TASK TO CARRY OUT:
Reproduce the records below in full and exactly, without their images.

-=-=-

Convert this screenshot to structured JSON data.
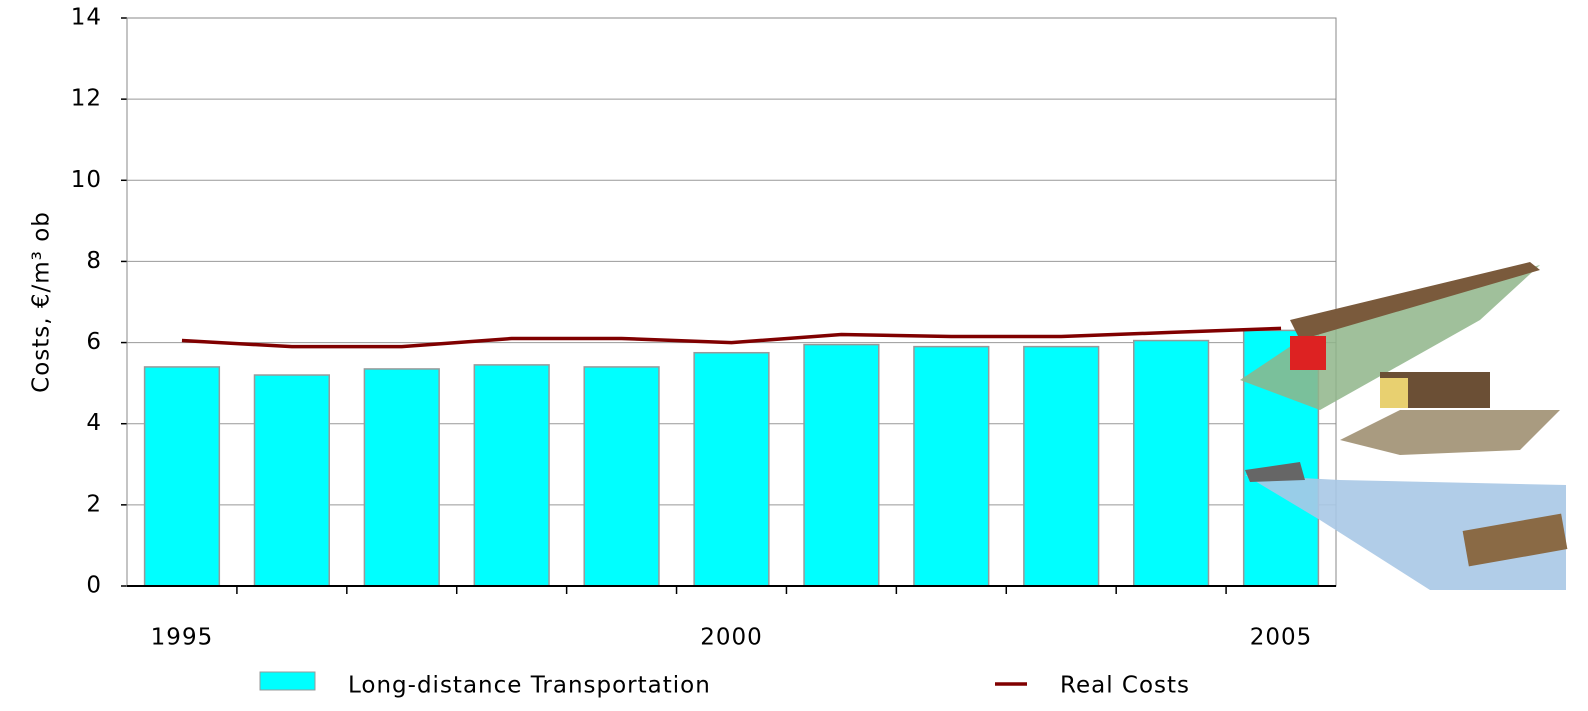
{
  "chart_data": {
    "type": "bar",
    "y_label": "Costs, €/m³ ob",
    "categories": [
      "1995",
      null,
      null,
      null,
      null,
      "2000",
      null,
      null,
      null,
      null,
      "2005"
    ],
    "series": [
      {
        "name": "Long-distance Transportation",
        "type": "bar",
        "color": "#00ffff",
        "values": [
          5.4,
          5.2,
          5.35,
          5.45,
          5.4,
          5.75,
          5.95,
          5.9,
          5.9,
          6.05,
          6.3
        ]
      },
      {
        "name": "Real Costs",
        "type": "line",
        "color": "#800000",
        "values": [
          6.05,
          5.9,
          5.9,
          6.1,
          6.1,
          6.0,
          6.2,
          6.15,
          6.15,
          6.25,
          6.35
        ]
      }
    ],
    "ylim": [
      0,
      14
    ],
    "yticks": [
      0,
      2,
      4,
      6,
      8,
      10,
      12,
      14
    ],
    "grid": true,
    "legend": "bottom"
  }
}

-=-=-

ANSWER FOR THE TASK:
Convert this screenshot to structured JSON data.
{
  "chart_data": {
    "type": "bar",
    "y_label": "Costs, €/m³ ob",
    "categories": [
      "1995",
      null,
      null,
      null,
      null,
      "2000",
      null,
      null,
      null,
      null,
      "2005"
    ],
    "series": [
      {
        "name": "Long-distance Transportation",
        "type": "bar",
        "color": "#00ffff",
        "values": [
          5.4,
          5.2,
          5.35,
          5.45,
          5.4,
          5.75,
          5.95,
          5.9,
          5.9,
          6.05,
          6.3
        ]
      },
      {
        "name": "Real Costs",
        "type": "line",
        "color": "#800000",
        "values": [
          6.05,
          5.9,
          5.9,
          6.1,
          6.1,
          6.0,
          6.2,
          6.15,
          6.15,
          6.25,
          6.35
        ]
      }
    ],
    "ylim": [
      0,
      14
    ],
    "yticks": [
      0,
      2,
      4,
      6,
      8,
      10,
      12,
      14
    ],
    "grid": true,
    "legend": "bottom"
  }
}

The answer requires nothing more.